**EXERCISE DIRECTIONS:** Could you output each line of the data that follows exactly?

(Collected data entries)
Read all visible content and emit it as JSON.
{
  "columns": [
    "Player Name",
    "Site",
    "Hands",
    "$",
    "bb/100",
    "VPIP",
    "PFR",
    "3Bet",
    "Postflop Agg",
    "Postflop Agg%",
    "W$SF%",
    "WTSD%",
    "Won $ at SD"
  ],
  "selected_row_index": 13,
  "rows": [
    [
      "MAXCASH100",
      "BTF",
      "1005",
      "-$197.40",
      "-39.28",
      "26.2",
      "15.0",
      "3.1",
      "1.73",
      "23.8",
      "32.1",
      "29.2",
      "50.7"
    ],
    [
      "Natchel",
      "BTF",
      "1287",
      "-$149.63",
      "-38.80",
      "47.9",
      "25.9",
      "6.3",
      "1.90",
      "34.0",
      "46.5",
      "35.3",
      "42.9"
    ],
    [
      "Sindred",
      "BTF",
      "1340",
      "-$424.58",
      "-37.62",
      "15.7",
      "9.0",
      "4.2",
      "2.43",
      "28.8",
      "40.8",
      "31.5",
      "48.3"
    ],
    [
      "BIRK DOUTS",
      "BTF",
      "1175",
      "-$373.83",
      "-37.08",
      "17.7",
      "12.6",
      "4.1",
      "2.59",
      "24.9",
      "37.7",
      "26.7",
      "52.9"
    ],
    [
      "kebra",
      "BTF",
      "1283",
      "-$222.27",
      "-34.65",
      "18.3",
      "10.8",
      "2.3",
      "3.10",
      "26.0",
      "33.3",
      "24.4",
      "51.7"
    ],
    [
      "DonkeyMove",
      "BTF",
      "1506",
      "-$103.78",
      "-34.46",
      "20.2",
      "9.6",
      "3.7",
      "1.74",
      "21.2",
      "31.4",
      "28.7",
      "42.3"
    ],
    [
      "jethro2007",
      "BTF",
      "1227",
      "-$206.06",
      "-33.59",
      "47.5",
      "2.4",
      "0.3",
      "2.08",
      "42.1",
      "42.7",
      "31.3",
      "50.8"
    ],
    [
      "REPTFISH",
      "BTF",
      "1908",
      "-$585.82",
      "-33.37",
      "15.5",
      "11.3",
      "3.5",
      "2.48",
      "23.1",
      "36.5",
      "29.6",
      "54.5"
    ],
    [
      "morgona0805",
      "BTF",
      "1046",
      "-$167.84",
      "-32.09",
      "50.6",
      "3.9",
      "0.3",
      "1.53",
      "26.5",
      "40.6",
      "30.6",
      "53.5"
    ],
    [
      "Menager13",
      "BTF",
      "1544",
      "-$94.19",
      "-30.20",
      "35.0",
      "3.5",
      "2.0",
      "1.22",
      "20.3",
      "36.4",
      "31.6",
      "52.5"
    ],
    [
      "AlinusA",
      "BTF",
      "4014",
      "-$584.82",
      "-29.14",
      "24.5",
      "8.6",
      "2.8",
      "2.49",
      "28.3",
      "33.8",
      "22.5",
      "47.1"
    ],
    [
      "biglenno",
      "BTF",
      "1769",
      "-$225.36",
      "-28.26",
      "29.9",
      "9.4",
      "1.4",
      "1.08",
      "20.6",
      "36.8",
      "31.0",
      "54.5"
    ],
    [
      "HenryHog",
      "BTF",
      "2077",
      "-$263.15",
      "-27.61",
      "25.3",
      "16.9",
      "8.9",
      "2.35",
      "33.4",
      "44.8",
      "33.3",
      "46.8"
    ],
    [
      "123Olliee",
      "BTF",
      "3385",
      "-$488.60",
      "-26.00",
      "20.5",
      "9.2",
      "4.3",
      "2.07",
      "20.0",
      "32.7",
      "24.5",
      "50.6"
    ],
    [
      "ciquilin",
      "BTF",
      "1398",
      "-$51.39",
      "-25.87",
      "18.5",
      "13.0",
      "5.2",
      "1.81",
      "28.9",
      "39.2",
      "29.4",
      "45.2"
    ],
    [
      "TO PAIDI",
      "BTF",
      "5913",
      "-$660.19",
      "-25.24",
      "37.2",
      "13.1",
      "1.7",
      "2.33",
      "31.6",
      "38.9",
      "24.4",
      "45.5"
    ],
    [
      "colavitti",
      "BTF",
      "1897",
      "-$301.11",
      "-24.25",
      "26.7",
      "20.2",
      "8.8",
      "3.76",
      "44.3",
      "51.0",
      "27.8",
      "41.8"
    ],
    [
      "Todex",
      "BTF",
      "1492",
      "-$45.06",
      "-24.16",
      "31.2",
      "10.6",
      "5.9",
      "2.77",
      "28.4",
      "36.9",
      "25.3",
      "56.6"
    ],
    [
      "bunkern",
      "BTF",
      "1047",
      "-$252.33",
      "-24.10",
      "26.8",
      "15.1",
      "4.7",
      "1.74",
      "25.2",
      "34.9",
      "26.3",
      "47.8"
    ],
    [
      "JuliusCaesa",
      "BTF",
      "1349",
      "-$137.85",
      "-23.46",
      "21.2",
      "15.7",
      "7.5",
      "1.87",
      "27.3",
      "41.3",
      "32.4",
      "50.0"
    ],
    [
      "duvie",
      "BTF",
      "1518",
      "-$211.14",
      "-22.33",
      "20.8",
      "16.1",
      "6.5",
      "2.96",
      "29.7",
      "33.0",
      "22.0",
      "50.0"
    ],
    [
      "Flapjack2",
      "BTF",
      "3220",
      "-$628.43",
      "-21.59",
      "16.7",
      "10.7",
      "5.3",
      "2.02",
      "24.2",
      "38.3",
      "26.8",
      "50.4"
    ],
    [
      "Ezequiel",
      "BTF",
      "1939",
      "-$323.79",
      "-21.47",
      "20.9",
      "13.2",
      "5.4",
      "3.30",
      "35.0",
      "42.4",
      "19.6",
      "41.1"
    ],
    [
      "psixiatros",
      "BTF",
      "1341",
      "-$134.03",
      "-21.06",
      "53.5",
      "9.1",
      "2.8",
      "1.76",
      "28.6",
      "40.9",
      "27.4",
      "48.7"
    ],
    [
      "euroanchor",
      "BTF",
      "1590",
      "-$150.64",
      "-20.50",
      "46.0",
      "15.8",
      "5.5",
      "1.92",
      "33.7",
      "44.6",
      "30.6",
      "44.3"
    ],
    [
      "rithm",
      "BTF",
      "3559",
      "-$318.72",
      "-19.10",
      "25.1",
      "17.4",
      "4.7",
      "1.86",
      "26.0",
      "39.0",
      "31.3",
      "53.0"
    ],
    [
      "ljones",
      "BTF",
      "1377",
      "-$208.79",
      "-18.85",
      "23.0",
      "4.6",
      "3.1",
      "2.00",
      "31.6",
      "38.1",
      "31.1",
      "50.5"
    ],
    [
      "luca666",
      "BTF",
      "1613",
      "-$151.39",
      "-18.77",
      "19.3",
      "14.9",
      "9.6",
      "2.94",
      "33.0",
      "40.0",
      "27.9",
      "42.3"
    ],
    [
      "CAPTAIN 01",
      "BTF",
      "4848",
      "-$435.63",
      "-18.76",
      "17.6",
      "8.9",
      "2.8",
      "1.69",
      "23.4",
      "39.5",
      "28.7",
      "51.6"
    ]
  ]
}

**OUTPUT:**
Read all visible content and emit it as JSON.
{
  "columns": [
    "Player Name",
    "Site",
    "Hands",
    "$",
    "bb/100",
    "VPIP",
    "PFR",
    "3Bet",
    "Postflop Agg",
    "Postflop Agg%",
    "W$SF%",
    "WTSD%",
    "Won $ at SD"
  ],
  "selected_row_index": 13,
  "rows": [
    [
      "MAXCASH100",
      "BTF",
      "1005",
      "-$197.40",
      "-39.28",
      "26.2",
      "15.0",
      "3.1",
      "1.73",
      "23.8",
      "32.1",
      "29.2",
      "50.7"
    ],
    [
      "Natchel",
      "BTF",
      "1287",
      "-$149.63",
      "-38.80",
      "47.9",
      "25.9",
      "6.3",
      "1.90",
      "34.0",
      "46.5",
      "35.3",
      "42.9"
    ],
    [
      "Sindred",
      "BTF",
      "1340",
      "-$424.58",
      "-37.62",
      "15.7",
      "9.0",
      "4.2",
      "2.43",
      "28.8",
      "40.8",
      "31.5",
      "48.3"
    ],
    [
      "BIRK DOUTS",
      "BTF",
      "1175",
      "-$373.83",
      "-37.08",
      "17.7",
      "12.6",
      "4.1",
      "2.59",
      "24.9",
      "37.7",
      "26.7",
      "52.9"
    ],
    [
      "kebra",
      "BTF",
      "1283",
      "-$222.27",
      "-34.65",
      "18.3",
      "10.8",
      "2.3",
      "3.10",
      "26.0",
      "33.3",
      "24.4",
      "51.7"
    ],
    [
      "DonkeyMove",
      "BTF",
      "1506",
      "-$103.78",
      "-34.46",
      "20.2",
      "9.6",
      "3.7",
      "1.74",
      "21.2",
      "31.4",
      "28.7",
      "42.3"
    ],
    [
      "jethro2007",
      "BTF",
      "1227",
      "-$206.06",
      "-33.59",
      "47.5",
      "2.4",
      "0.3",
      "2.08",
      "42.1",
      "42.7",
      "31.3",
      "50.8"
    ],
    [
      "REPTFISH",
      "BTF",
      "1908",
      "-$585.82",
      "-33.37",
      "15.5",
      "11.3",
      "3.5",
      "2.48",
      "23.1",
      "36.5",
      "29.6",
      "54.5"
    ],
    [
      "morgona0805",
      "BTF",
      "1046",
      "-$167.84",
      "-32.09",
      "50.6",
      "3.9",
      "0.3",
      "1.53",
      "26.5",
      "40.6",
      "30.6",
      "53.5"
    ],
    [
      "Menager13",
      "BTF",
      "1544",
      "-$94.19",
      "-30.20",
      "35.0",
      "3.5",
      "2.0",
      "1.22",
      "20.3",
      "36.4",
      "31.6",
      "52.5"
    ],
    [
      "AlinusA",
      "BTF",
      "4014",
      "-$584.82",
      "-29.14",
      "24.5",
      "8.6",
      "2.8",
      "2.49",
      "28.3",
      "33.8",
      "22.5",
      "47.1"
    ],
    [
      "biglenno",
      "BTF",
      "1769",
      "-$225.36",
      "-28.26",
      "29.9",
      "9.4",
      "1.4",
      "1.08",
      "20.6",
      "36.8",
      "31.0",
      "54.5"
    ],
    [
      "HenryHog",
      "BTF",
      "2077",
      "-$263.15",
      "-27.61",
      "25.3",
      "16.9",
      "8.9",
      "2.35",
      "33.4",
      "44.8",
      "33.3",
      "46.8"
    ],
    [
      "123Olliee",
      "BTF",
      "3385",
      "-$488.60",
      "-26.00",
      "20.5",
      "9.2",
      "4.3",
      "2.07",
      "20.0",
      "32.7",
      "24.5",
      "50.6"
    ],
    [
      "ciquilin",
      "BTF",
      "1398",
      "-$51.39",
      "-25.87",
      "18.5",
      "13.0",
      "5.2",
      "1.81",
      "28.9",
      "39.2",
      "29.4",
      "45.2"
    ],
    [
      "TO PAIDI",
      "BTF",
      "5913",
      "-$660.19",
      "-25.24",
      "37.2",
      "13.1",
      "1.7",
      "2.33",
      "31.6",
      "38.9",
      "24.4",
      "45.5"
    ],
    [
      "colavitti",
      "BTF",
      "1897",
      "-$301.11",
      "-24.25",
      "26.7",
      "20.2",
      "8.8",
      "3.76",
      "44.3",
      "51.0",
      "27.8",
      "41.8"
    ],
    [
      "Todex",
      "BTF",
      "1492",
      "-$45.06",
      "-24.16",
      "31.2",
      "10.6",
      "5.9",
      "2.77",
      "28.4",
      "36.9",
      "25.3",
      "56.6"
    ],
    [
      "bunkern",
      "BTF",
      "1047",
      "-$252.33",
      "-24.10",
      "26.8",
      "15.1",
      "4.7",
      "1.74",
      "25.2",
      "34.9",
      "26.3",
      "47.8"
    ],
    [
      "JuliusCaesa",
      "BTF",
      "1349",
      "-$137.85",
      "-23.46",
      "21.2",
      "15.7",
      "7.5",
      "1.87",
      "27.3",
      "41.3",
      "32.4",
      "50.0"
    ],
    [
      "duvie",
      "BTF",
      "1518",
      "-$211.14",
      "-22.33",
      "20.8",
      "16.1",
      "6.5",
      "2.96",
      "29.7",
      "33.0",
      "22.0",
      "50.0"
    ],
    [
      "Flapjack2",
      "BTF",
      "3220",
      "-$628.43",
      "-21.59",
      "16.7",
      "10.7",
      "5.3",
      "2.02",
      "24.2",
      "38.3",
      "26.8",
      "50.4"
    ],
    [
      "Ezequiel",
      "BTF",
      "1939",
      "-$323.79",
      "-21.47",
      "20.9",
      "13.2",
      "5.4",
      "3.30",
      "35.0",
      "42.4",
      "19.6",
      "41.1"
    ],
    [
      "psixiatros",
      "BTF",
      "1341",
      "-$134.03",
      "-21.06",
      "53.5",
      "9.1",
      "2.8",
      "1.76",
      "28.6",
      "40.9",
      "27.4",
      "48.7"
    ],
    [
      "euroanchor",
      "BTF",
      "1590",
      "-$150.64",
      "-20.50",
      "46.0",
      "15.8",
      "5.5",
      "1.92",
      "33.7",
      "44.6",
      "30.6",
      "44.3"
    ],
    [
      "rithm",
      "BTF",
      "3559",
      "-$318.72",
      "-19.10",
      "25.1",
      "17.4",
      "4.7",
      "1.86",
      "26.0",
      "39.0",
      "31.3",
      "53.0"
    ],
    [
      "ljones",
      "BTF",
      "1377",
      "-$208.79",
      "-18.85",
      "23.0",
      "4.6",
      "3.1",
      "2.00",
      "31.6",
      "38.1",
      "31.1",
      "50.5"
    ],
    [
      "luca666",
      "BTF",
      "1613",
      "-$151.39",
      "-18.77",
      "19.3",
      "14.9",
      "9.6",
      "2.94",
      "33.0",
      "40.0",
      "27.9",
      "42.3"
    ],
    [
      "CAPTAIN 01",
      "BTF",
      "4848",
      "-$435.63",
      "-18.76",
      "17.6",
      "8.9",
      "2.8",
      "1.69",
      "23.4",
      "39.5",
      "28.7",
      "51.6"
    ]
  ]
}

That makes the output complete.